> [Records]:
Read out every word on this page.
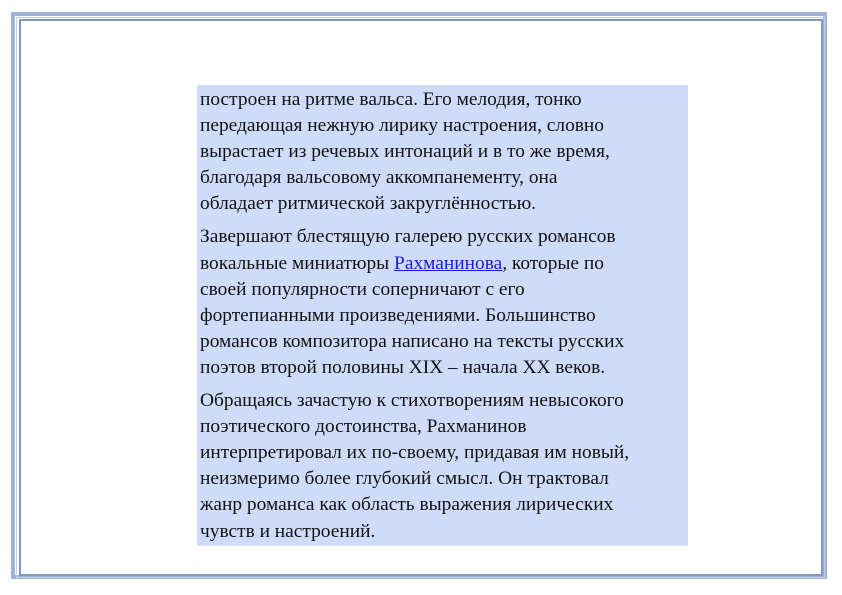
построен на ритме вальса. Его мелодия, тонко
передающая нежную лирику настроения, словно
вырастает из речевых интонаций и в то же время,
благодаря вальсовому аккомпанементу, она
обладает ритмической закруглённостью.

Завершают блестящую галерею русских романсов
вокальные миниатюры Рахманинова, которые по
своей популярности соперничают с его
фортепианными произведениями. Большинство
романсов композитора написано на тексты русских
поэтов второй половины XIX – начала XX веков.

Обращаясь зачастую к стихотворениям невысокого
поэтического достоинства, Рахманинов
интерпретировал их по-своему, придавая им новый,
неизмеримо более глубокий смысл. Он трактовал
жанр романса как область выражения лирических
чувств и настроений.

> [Task]: The entries above are to be returned exactly, without their pictures.

> [Output for this exercise]:
Read out every word on this page.
построен на ритме вальса. Его мелодия, тонко
передающая нежную лирику настроения, словно
вырастает из речевых интонаций и в то же время,
благодаря вальсовому аккомпанементу, она
обладает ритмической закруглённостью.

Завершают блестящую галерею русских романсов
вокальные миниатюры Рахманинова, которые по
своей популярности соперничают с его
фортепианными произведениями. Большинство
романсов композитора написано на тексты русских
поэтов второй половины XIX – начала XX веков.

Обращаясь зачастую к стихотворениям невысокого
поэтического достоинства, Рахманинов
интерпретировал их по-своему, придавая им новый,
неизмеримо более глубокий смысл. Он трактовал
жанр романса как область выражения лирических
чувств и настроений.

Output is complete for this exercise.